Your goal - Will you transcribe all the entries word for word, skipping the pictures they hold?

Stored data

——————

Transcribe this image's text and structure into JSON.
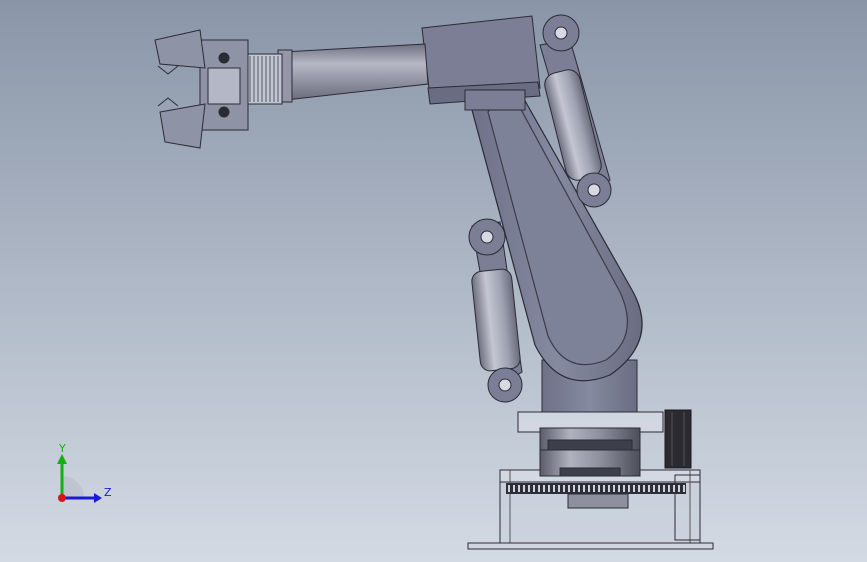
{
  "viewport": {
    "background_top": "#8a96a8",
    "background_bottom": "#d3dae4"
  },
  "model": {
    "part_colors": {
      "arm": "#7d8096",
      "arm_dark": "#5d6075",
      "cylinder": "#a8aab8",
      "pin": "#d8d9e2",
      "edge": "#2b2b35"
    }
  },
  "triad": {
    "y_label": "Y",
    "z_label": "Z",
    "y_color": "#12b012",
    "z_color": "#1a1ad0",
    "x_color": "#d01818"
  }
}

——————

The solution -
Transcribe this image's text and structure into JSON.
{
  "viewport": {
    "background_top": "#8a96a8",
    "background_bottom": "#d3dae4"
  },
  "model": {
    "part_colors": {
      "arm": "#7d8096",
      "arm_dark": "#5d6075",
      "cylinder": "#a8aab8",
      "pin": "#d8d9e2",
      "edge": "#2b2b35"
    }
  },
  "triad": {
    "y_label": "Y",
    "z_label": "Z",
    "y_color": "#12b012",
    "z_color": "#1a1ad0",
    "x_color": "#d01818"
  }
}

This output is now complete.